[Dataset]:
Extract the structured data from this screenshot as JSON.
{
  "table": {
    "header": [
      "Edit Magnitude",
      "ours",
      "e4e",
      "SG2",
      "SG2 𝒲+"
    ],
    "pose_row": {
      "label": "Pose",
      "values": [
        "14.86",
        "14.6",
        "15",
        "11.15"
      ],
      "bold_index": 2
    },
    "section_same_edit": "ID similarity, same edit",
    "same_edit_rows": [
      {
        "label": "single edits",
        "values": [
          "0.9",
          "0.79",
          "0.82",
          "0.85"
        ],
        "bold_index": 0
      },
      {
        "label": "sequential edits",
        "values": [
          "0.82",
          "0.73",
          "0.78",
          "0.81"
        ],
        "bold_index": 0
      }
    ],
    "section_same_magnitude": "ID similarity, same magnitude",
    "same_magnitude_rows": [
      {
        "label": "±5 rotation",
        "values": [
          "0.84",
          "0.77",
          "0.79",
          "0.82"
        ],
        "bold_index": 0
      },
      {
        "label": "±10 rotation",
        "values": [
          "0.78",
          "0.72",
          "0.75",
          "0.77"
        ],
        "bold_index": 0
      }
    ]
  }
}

[Work to do]:
Repeat the records exactly, including every line.

[Solution to the exercise]:
Extract the structured data from this screenshot as JSON.
{
  "table": {
    "header": [
      "Edit Magnitude",
      "ours",
      "e4e",
      "SG2",
      "SG2 𝒲+"
    ],
    "pose_row": {
      "label": "Pose",
      "values": [
        "14.86",
        "14.6",
        "15",
        "11.15"
      ],
      "bold_index": 2
    },
    "section_same_edit": "ID similarity, same edit",
    "same_edit_rows": [
      {
        "label": "single edits",
        "values": [
          "0.9",
          "0.79",
          "0.82",
          "0.85"
        ],
        "bold_index": 0
      },
      {
        "label": "sequential edits",
        "values": [
          "0.82",
          "0.73",
          "0.78",
          "0.81"
        ],
        "bold_index": 0
      }
    ],
    "section_same_magnitude": "ID similarity, same magnitude",
    "same_magnitude_rows": [
      {
        "label": "±5 rotation",
        "values": [
          "0.84",
          "0.77",
          "0.79",
          "0.82"
        ],
        "bold_index": 0
      },
      {
        "label": "±10 rotation",
        "values": [
          "0.78",
          "0.72",
          "0.75",
          "0.77"
        ],
        "bold_index": 0
      }
    ]
  }
}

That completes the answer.